=== EXERCISE MATERIAL ===

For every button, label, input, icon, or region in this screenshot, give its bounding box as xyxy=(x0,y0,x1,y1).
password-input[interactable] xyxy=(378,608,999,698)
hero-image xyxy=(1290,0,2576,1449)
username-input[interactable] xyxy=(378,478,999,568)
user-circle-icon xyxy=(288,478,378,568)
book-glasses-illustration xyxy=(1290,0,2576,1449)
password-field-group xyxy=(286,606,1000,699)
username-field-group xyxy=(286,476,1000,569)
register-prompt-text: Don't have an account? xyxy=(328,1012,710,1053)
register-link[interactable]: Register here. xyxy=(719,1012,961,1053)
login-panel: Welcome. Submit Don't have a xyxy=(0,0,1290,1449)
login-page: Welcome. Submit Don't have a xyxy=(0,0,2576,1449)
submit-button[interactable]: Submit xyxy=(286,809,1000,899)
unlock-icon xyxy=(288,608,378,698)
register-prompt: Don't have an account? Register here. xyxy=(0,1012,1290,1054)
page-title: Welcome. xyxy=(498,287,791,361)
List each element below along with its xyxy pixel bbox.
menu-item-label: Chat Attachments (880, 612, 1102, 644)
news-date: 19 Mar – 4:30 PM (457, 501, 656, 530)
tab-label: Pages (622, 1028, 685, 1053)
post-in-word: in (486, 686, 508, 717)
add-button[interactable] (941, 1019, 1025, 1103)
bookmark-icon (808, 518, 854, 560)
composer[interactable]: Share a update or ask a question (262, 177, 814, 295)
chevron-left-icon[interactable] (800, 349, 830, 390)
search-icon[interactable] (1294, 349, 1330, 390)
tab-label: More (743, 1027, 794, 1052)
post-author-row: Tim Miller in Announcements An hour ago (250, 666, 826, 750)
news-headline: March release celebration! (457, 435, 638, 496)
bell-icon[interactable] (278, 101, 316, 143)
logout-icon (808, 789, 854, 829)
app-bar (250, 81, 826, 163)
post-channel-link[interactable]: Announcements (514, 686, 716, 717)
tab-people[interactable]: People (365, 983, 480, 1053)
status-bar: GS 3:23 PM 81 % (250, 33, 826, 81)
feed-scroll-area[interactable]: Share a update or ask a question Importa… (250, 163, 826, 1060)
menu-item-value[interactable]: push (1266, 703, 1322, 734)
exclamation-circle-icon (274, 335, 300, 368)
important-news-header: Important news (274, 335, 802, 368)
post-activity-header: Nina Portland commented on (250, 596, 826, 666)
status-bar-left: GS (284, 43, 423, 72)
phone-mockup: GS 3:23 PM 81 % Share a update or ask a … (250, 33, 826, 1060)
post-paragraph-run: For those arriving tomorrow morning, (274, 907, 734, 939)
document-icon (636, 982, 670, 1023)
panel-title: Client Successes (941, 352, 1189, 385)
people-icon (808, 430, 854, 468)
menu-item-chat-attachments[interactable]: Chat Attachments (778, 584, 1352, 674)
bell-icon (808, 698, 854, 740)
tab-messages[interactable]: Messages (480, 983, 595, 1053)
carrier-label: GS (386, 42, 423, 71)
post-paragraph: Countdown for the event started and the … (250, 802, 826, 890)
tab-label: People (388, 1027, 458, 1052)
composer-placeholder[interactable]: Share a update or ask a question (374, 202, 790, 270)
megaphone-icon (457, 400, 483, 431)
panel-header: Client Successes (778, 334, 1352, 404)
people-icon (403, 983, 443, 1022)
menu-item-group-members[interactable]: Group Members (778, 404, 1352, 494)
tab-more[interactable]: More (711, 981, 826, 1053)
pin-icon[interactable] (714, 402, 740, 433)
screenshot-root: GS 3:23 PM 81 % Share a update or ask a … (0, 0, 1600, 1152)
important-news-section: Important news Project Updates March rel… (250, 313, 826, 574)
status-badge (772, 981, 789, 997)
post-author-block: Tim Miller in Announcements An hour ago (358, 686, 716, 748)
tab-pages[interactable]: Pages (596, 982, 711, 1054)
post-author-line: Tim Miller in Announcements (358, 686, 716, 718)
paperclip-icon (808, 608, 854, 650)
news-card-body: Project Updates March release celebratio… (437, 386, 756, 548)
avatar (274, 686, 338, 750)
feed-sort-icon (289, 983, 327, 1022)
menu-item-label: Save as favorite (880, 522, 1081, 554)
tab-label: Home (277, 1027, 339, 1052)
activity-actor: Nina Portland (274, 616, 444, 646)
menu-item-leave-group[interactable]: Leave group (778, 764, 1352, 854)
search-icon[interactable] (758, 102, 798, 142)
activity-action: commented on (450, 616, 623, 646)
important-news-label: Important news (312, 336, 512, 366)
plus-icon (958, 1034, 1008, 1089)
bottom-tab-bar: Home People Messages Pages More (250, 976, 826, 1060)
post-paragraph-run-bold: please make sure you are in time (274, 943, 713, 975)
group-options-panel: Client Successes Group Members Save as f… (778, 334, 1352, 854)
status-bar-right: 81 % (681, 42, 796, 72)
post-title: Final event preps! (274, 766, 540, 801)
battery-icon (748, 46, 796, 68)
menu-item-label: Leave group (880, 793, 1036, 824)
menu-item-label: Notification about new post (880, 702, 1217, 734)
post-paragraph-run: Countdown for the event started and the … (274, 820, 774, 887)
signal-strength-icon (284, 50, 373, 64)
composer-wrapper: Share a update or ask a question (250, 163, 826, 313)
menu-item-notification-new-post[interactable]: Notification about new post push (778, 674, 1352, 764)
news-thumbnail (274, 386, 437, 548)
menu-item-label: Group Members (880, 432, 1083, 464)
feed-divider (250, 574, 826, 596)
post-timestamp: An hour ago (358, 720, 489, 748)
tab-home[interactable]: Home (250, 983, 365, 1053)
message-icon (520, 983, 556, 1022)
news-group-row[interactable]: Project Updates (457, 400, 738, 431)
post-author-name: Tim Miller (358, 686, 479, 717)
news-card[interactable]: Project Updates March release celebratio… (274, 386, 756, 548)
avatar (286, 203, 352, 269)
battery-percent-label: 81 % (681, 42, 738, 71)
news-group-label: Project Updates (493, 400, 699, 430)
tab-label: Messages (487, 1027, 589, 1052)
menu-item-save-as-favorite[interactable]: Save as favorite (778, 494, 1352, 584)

===

Copy every row above word for word, leaving nothing out and changing nothing.

## EXPECTED ANSWER
For every button, label, input, icon, or region in this screenshot, give its bounding box as xyxy=(x0,y0,x1,y1).
password-input[interactable] xyxy=(378,608,999,698)
hero-image xyxy=(1290,0,2576,1449)
username-input[interactable] xyxy=(378,478,999,568)
user-circle-icon xyxy=(288,478,378,568)
book-glasses-illustration xyxy=(1290,0,2576,1449)
password-field-group xyxy=(286,606,1000,699)
username-field-group xyxy=(286,476,1000,569)
register-prompt-text: Don't have an account? xyxy=(328,1012,710,1053)
register-link[interactable]: Register here. xyxy=(719,1012,961,1053)
login-panel: Welcome. Submit Don't have a xyxy=(0,0,1290,1449)
login-page: Welcome. Submit Don't have a xyxy=(0,0,2576,1449)
submit-button[interactable]: Submit xyxy=(286,809,1000,899)
unlock-icon xyxy=(288,608,378,698)
register-prompt: Don't have an account? Register here. xyxy=(0,1012,1290,1054)
page-title: Welcome. xyxy=(498,287,791,361)
List each element below along with its xyxy pixel bbox.
menu-item-label: Chat Attachments (880, 612, 1102, 644)
news-date: 19 Mar – 4:30 PM (457, 501, 656, 530)
tab-label: Pages (622, 1028, 685, 1053)
post-in-word: in (486, 686, 508, 717)
add-button[interactable] (941, 1019, 1025, 1103)
bookmark-icon (808, 518, 854, 560)
composer[interactable]: Share a update or ask a question (262, 177, 814, 295)
chevron-left-icon[interactable] (800, 349, 830, 390)
search-icon[interactable] (1294, 349, 1330, 390)
tab-label: More (743, 1027, 794, 1052)
post-author-row: Tim Miller in Announcements An hour ago (250, 666, 826, 750)
news-headline: March release celebration! (457, 435, 638, 496)
bell-icon[interactable] (278, 101, 316, 143)
logout-icon (808, 789, 854, 829)
app-bar (250, 81, 826, 163)
post-channel-link[interactable]: Announcements (514, 686, 716, 717)
tab-people[interactable]: People (365, 983, 480, 1053)
status-bar: GS 3:23 PM 81 % (250, 33, 826, 81)
feed-scroll-area[interactable]: Share a update or ask a question Importa… (250, 163, 826, 1060)
menu-item-value[interactable]: push (1266, 703, 1322, 734)
exclamation-circle-icon (274, 335, 300, 368)
important-news-header: Important news (274, 335, 802, 368)
post-activity-header: Nina Portland commented on (250, 596, 826, 666)
status-bar-left: GS (284, 43, 423, 72)
phone-mockup: GS 3:23 PM 81 % Share a update or ask a … (250, 33, 826, 1060)
post-paragraph-run: For those arriving tomorrow morning, (274, 907, 734, 939)
document-icon (636, 982, 670, 1023)
panel-title: Client Successes (941, 352, 1189, 385)
people-icon (808, 430, 854, 468)
menu-item-chat-attachments[interactable]: Chat Attachments (778, 584, 1352, 674)
bell-icon (808, 698, 854, 740)
tab-messages[interactable]: Messages (480, 983, 595, 1053)
carrier-label: GS (386, 42, 423, 71)
post-paragraph: Countdown for the event started and the … (250, 802, 826, 890)
tab-label: People (388, 1027, 458, 1052)
composer-placeholder[interactable]: Share a update or ask a question (374, 202, 790, 270)
megaphone-icon (457, 400, 483, 431)
panel-header: Client Successes (778, 334, 1352, 404)
people-icon (403, 983, 443, 1022)
menu-item-group-members[interactable]: Group Members (778, 404, 1352, 494)
tab-more[interactable]: More (711, 981, 826, 1053)
pin-icon[interactable] (714, 402, 740, 433)
screenshot-root: GS 3:23 PM 81 % Share a update or ask a … (0, 0, 1600, 1152)
important-news-section: Important news Project Updates March rel… (250, 313, 826, 574)
status-badge (772, 981, 789, 997)
post-author-block: Tim Miller in Announcements An hour ago (358, 686, 716, 748)
tab-pages[interactable]: Pages (596, 982, 711, 1054)
post-author-line: Tim Miller in Announcements (358, 686, 716, 718)
paperclip-icon (808, 608, 854, 650)
news-card-body: Project Updates March release celebratio… (437, 386, 756, 548)
avatar (274, 686, 338, 750)
feed-sort-icon (289, 983, 327, 1022)
menu-item-label: Save as favorite (880, 522, 1081, 554)
tab-label: Home (277, 1027, 339, 1052)
activity-actor: Nina Portland (274, 616, 444, 646)
menu-item-leave-group[interactable]: Leave group (778, 764, 1352, 854)
search-icon[interactable] (758, 102, 798, 142)
activity-action: commented on (450, 616, 623, 646)
important-news-label: Important news (312, 336, 512, 366)
plus-icon (958, 1034, 1008, 1089)
bottom-tab-bar: Home People Messages Pages More (250, 976, 826, 1060)
post-paragraph-run-bold: please make sure you are in time (274, 943, 713, 975)
group-options-panel: Client Successes Group Members Save as f… (778, 334, 1352, 854)
status-bar-right: 81 % (681, 42, 796, 72)
post-title: Final event preps! (274, 766, 540, 801)
battery-icon (748, 46, 796, 68)
menu-item-label: Leave group (880, 793, 1036, 824)
menu-item-label: Notification about new post (880, 702, 1217, 734)
post-paragraph-run: Countdown for the event started and the … (274, 820, 774, 887)
signal-strength-icon (284, 50, 373, 64)
composer-wrapper: Share a update or ask a question (250, 163, 826, 313)
menu-item-notification-new-post[interactable]: Notification about new post push (778, 674, 1352, 764)
news-thumbnail (274, 386, 437, 548)
menu-item-label: Group Members (880, 432, 1083, 464)
feed-divider (250, 574, 826, 596)
post-timestamp: An hour ago (358, 720, 489, 748)
tab-home[interactable]: Home (250, 983, 365, 1053)
message-icon (520, 983, 556, 1022)
news-group-row[interactable]: Project Updates (457, 400, 738, 431)
post-author-name: Tim Miller (358, 686, 479, 717)
news-card[interactable]: Project Updates March release celebratio… (274, 386, 756, 548)
avatar (286, 203, 352, 269)
battery-percent-label: 81 % (681, 42, 738, 71)
news-group-label: Project Updates (493, 400, 699, 430)
tab-label: Messages (487, 1027, 589, 1052)
menu-item-save-as-favorite[interactable]: Save as favorite (778, 494, 1352, 584)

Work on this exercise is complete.